## DIRECTIVE:
Return the entries below in their exact form, leaving the pictures out.

## DATA ROWS:

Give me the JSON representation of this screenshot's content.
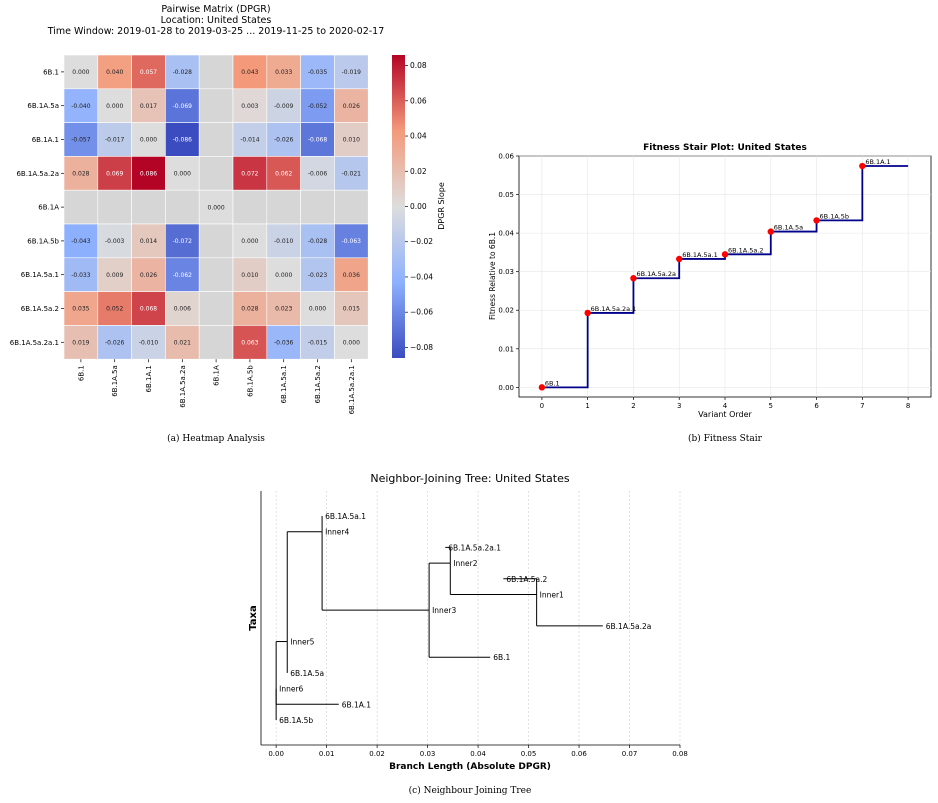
{
  "chart_data": [
    {
      "type": "heatmap",
      "title_lines": [
        "Pairwise Matrix (DPGR)",
        "Location: United States",
        "Time Window: 2019-01-28 to 2019-03-25 ... 2019-11-25 to 2020-02-17"
      ],
      "rows": [
        "6B.1",
        "6B.1A.5a",
        "6B.1A.1",
        "6B.1A.5a.2a",
        "6B.1A",
        "6B.1A.5b",
        "6B.1A.5a.1",
        "6B.1A.5a.2",
        "6B.1A.5a.2a.1"
      ],
      "cols": [
        "6B.1",
        "6B.1A.5a",
        "6B.1A.1",
        "6B.1A.5a.2a",
        "6B.1A",
        "6B.1A.5b",
        "6B.1A.5a.1",
        "6B.1A.5a.2",
        "6B.1A.5a.2a.1"
      ],
      "values": [
        [
          0.0,
          0.04,
          0.057,
          -0.028,
          null,
          0.043,
          0.033,
          -0.035,
          -0.019
        ],
        [
          -0.04,
          0.0,
          0.017,
          -0.069,
          null,
          0.003,
          -0.009,
          -0.052,
          0.026
        ],
        [
          -0.057,
          -0.017,
          0.0,
          -0.086,
          null,
          -0.014,
          -0.026,
          -0.068,
          0.01
        ],
        [
          0.028,
          0.069,
          0.086,
          0.0,
          null,
          0.072,
          0.062,
          -0.006,
          -0.021
        ],
        [
          null,
          null,
          null,
          null,
          0.0,
          null,
          null,
          null,
          null
        ],
        [
          -0.043,
          -0.003,
          0.014,
          -0.072,
          null,
          0.0,
          -0.01,
          -0.028,
          -0.063
        ],
        [
          -0.033,
          0.009,
          0.026,
          -0.062,
          null,
          0.01,
          0.0,
          -0.023,
          0.036
        ],
        [
          0.035,
          0.052,
          0.068,
          0.006,
          null,
          0.028,
          0.023,
          0.0,
          0.015
        ],
        [
          0.019,
          -0.026,
          -0.01,
          0.021,
          null,
          0.063,
          -0.036,
          -0.015,
          0.0
        ]
      ],
      "colorbar_label": "DPGR Slope",
      "colorbar_ticks": [
        "0.08",
        "0.06",
        "0.04",
        "0.02",
        "0.00",
        "−0.02",
        "−0.04",
        "−0.06",
        "−0.08"
      ],
      "vmin": -0.086,
      "vmax": 0.086,
      "colors": {
        "low": "#3b4cc0",
        "mid": "#dddddd",
        "high": "#b40426",
        "nan": "#d6d6d6"
      },
      "caption": "(a) Heatmap Analysis"
    },
    {
      "type": "line",
      "title": "Fitness Stair Plot: United States",
      "xlabel": "Variant Order",
      "ylabel": "Fitness Relative to 6B.1",
      "x": [
        0,
        1,
        2,
        3,
        4,
        5,
        6,
        7
      ],
      "values": [
        0.0,
        0.0193,
        0.0283,
        0.0333,
        0.0345,
        0.0404,
        0.0433,
        0.0574
      ],
      "point_labels": [
        "6B.1",
        "6B.1A.5a.2a.1",
        "6B.1A.5a.2a",
        "6B.1A.5a.1",
        "6B.1A.5a.2",
        "6B.1A.5a",
        "6B.1A.5b",
        "6B.1A.1"
      ],
      "xlim": [
        -0.5,
        8.5
      ],
      "ylim": [
        -0.0025,
        0.06
      ],
      "xticks": [
        "0",
        "1",
        "2",
        "3",
        "4",
        "5",
        "6",
        "7",
        "8"
      ],
      "yticks": [
        "0.00",
        "0.01",
        "0.02",
        "0.03",
        "0.04",
        "0.05",
        "0.06"
      ],
      "grid": true,
      "colors": {
        "line": "#00008b",
        "point": "#ff0000"
      },
      "caption": "(b) Fitness Stair"
    },
    {
      "type": "tree",
      "title": "Neighbor-Joining Tree: United States",
      "xlabel": "Branch Length (Absolute DPGR)",
      "ylabel": "Taxa",
      "xlim": [
        -0.003,
        0.08
      ],
      "xticks": [
        "0.00",
        "0.01",
        "0.02",
        "0.03",
        "0.04",
        "0.05",
        "0.06",
        "0.07",
        "0.08"
      ],
      "nodes": [
        {
          "name": "6B.1A.5a.1",
          "x": 0.0091,
          "parent": "Inner4"
        },
        {
          "name": "Inner4",
          "x": 0.0091,
          "parent": "Inner5"
        },
        {
          "name": "6B.1A.5a.2a.1",
          "x": 0.0335,
          "parent": "Inner2"
        },
        {
          "name": "Inner2",
          "x": 0.0345,
          "parent": "Inner3"
        },
        {
          "name": "6B.1A.5a.2",
          "x": 0.045,
          "parent": "Inner1"
        },
        {
          "name": "Inner1",
          "x": 0.0516,
          "parent": "Inner2"
        },
        {
          "name": "Inner3",
          "x": 0.0303,
          "parent": "Inner4"
        },
        {
          "name": "6B.1A.5a.2a",
          "x": 0.0647,
          "parent": "Inner1"
        },
        {
          "name": "Inner5",
          "x": 0.0022,
          "parent": "Inner6"
        },
        {
          "name": "6B.1",
          "x": 0.0424,
          "parent": "Inner3"
        },
        {
          "name": "6B.1A.5a",
          "x": 0.0022,
          "parent": "Inner5"
        },
        {
          "name": "Inner6",
          "x": 0.0,
          "parent": ""
        },
        {
          "name": "6B.1A.1",
          "x": 0.0124,
          "parent": "Inner6"
        },
        {
          "name": "6B.1A.5b",
          "x": 0.0,
          "parent": "Inner6"
        }
      ],
      "grid": true,
      "caption": "(c) Neighbour Joining Tree"
    }
  ]
}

## TASK SOLUTION:
Give me the JSON representation of this screenshot's content.
{
  "chart_data": [
    {
      "type": "heatmap",
      "title_lines": [
        "Pairwise Matrix (DPGR)",
        "Location: United States",
        "Time Window: 2019-01-28 to 2019-03-25 ... 2019-11-25 to 2020-02-17"
      ],
      "rows": [
        "6B.1",
        "6B.1A.5a",
        "6B.1A.1",
        "6B.1A.5a.2a",
        "6B.1A",
        "6B.1A.5b",
        "6B.1A.5a.1",
        "6B.1A.5a.2",
        "6B.1A.5a.2a.1"
      ],
      "cols": [
        "6B.1",
        "6B.1A.5a",
        "6B.1A.1",
        "6B.1A.5a.2a",
        "6B.1A",
        "6B.1A.5b",
        "6B.1A.5a.1",
        "6B.1A.5a.2",
        "6B.1A.5a.2a.1"
      ],
      "values": [
        [
          0.0,
          0.04,
          0.057,
          -0.028,
          null,
          0.043,
          0.033,
          -0.035,
          -0.019
        ],
        [
          -0.04,
          0.0,
          0.017,
          -0.069,
          null,
          0.003,
          -0.009,
          -0.052,
          0.026
        ],
        [
          -0.057,
          -0.017,
          0.0,
          -0.086,
          null,
          -0.014,
          -0.026,
          -0.068,
          0.01
        ],
        [
          0.028,
          0.069,
          0.086,
          0.0,
          null,
          0.072,
          0.062,
          -0.006,
          -0.021
        ],
        [
          null,
          null,
          null,
          null,
          0.0,
          null,
          null,
          null,
          null
        ],
        [
          -0.043,
          -0.003,
          0.014,
          -0.072,
          null,
          0.0,
          -0.01,
          -0.028,
          -0.063
        ],
        [
          -0.033,
          0.009,
          0.026,
          -0.062,
          null,
          0.01,
          0.0,
          -0.023,
          0.036
        ],
        [
          0.035,
          0.052,
          0.068,
          0.006,
          null,
          0.028,
          0.023,
          0.0,
          0.015
        ],
        [
          0.019,
          -0.026,
          -0.01,
          0.021,
          null,
          0.063,
          -0.036,
          -0.015,
          0.0
        ]
      ],
      "colorbar_label": "DPGR Slope",
      "colorbar_ticks": [
        "0.08",
        "0.06",
        "0.04",
        "0.02",
        "0.00",
        "−0.02",
        "−0.04",
        "−0.06",
        "−0.08"
      ],
      "vmin": -0.086,
      "vmax": 0.086,
      "colors": {
        "low": "#3b4cc0",
        "mid": "#dddddd",
        "high": "#b40426",
        "nan": "#d6d6d6"
      },
      "caption": "(a) Heatmap Analysis"
    },
    {
      "type": "line",
      "title": "Fitness Stair Plot: United States",
      "xlabel": "Variant Order",
      "ylabel": "Fitness Relative to 6B.1",
      "x": [
        0,
        1,
        2,
        3,
        4,
        5,
        6,
        7
      ],
      "values": [
        0.0,
        0.0193,
        0.0283,
        0.0333,
        0.0345,
        0.0404,
        0.0433,
        0.0574
      ],
      "point_labels": [
        "6B.1",
        "6B.1A.5a.2a.1",
        "6B.1A.5a.2a",
        "6B.1A.5a.1",
        "6B.1A.5a.2",
        "6B.1A.5a",
        "6B.1A.5b",
        "6B.1A.1"
      ],
      "xlim": [
        -0.5,
        8.5
      ],
      "ylim": [
        -0.0025,
        0.06
      ],
      "xticks": [
        "0",
        "1",
        "2",
        "3",
        "4",
        "5",
        "6",
        "7",
        "8"
      ],
      "yticks": [
        "0.00",
        "0.01",
        "0.02",
        "0.03",
        "0.04",
        "0.05",
        "0.06"
      ],
      "grid": true,
      "colors": {
        "line": "#00008b",
        "point": "#ff0000"
      },
      "caption": "(b) Fitness Stair"
    },
    {
      "type": "tree",
      "title": "Neighbor-Joining Tree: United States",
      "xlabel": "Branch Length (Absolute DPGR)",
      "ylabel": "Taxa",
      "xlim": [
        -0.003,
        0.08
      ],
      "xticks": [
        "0.00",
        "0.01",
        "0.02",
        "0.03",
        "0.04",
        "0.05",
        "0.06",
        "0.07",
        "0.08"
      ],
      "nodes": [
        {
          "name": "6B.1A.5a.1",
          "x": 0.0091,
          "parent": "Inner4"
        },
        {
          "name": "Inner4",
          "x": 0.0091,
          "parent": "Inner5"
        },
        {
          "name": "6B.1A.5a.2a.1",
          "x": 0.0335,
          "parent": "Inner2"
        },
        {
          "name": "Inner2",
          "x": 0.0345,
          "parent": "Inner3"
        },
        {
          "name": "6B.1A.5a.2",
          "x": 0.045,
          "parent": "Inner1"
        },
        {
          "name": "Inner1",
          "x": 0.0516,
          "parent": "Inner2"
        },
        {
          "name": "Inner3",
          "x": 0.0303,
          "parent": "Inner4"
        },
        {
          "name": "6B.1A.5a.2a",
          "x": 0.0647,
          "parent": "Inner1"
        },
        {
          "name": "Inner5",
          "x": 0.0022,
          "parent": "Inner6"
        },
        {
          "name": "6B.1",
          "x": 0.0424,
          "parent": "Inner3"
        },
        {
          "name": "6B.1A.5a",
          "x": 0.0022,
          "parent": "Inner5"
        },
        {
          "name": "Inner6",
          "x": 0.0,
          "parent": ""
        },
        {
          "name": "6B.1A.1",
          "x": 0.0124,
          "parent": "Inner6"
        },
        {
          "name": "6B.1A.5b",
          "x": 0.0,
          "parent": "Inner6"
        }
      ],
      "grid": true,
      "caption": "(c) Neighbour Joining Tree"
    }
  ]
}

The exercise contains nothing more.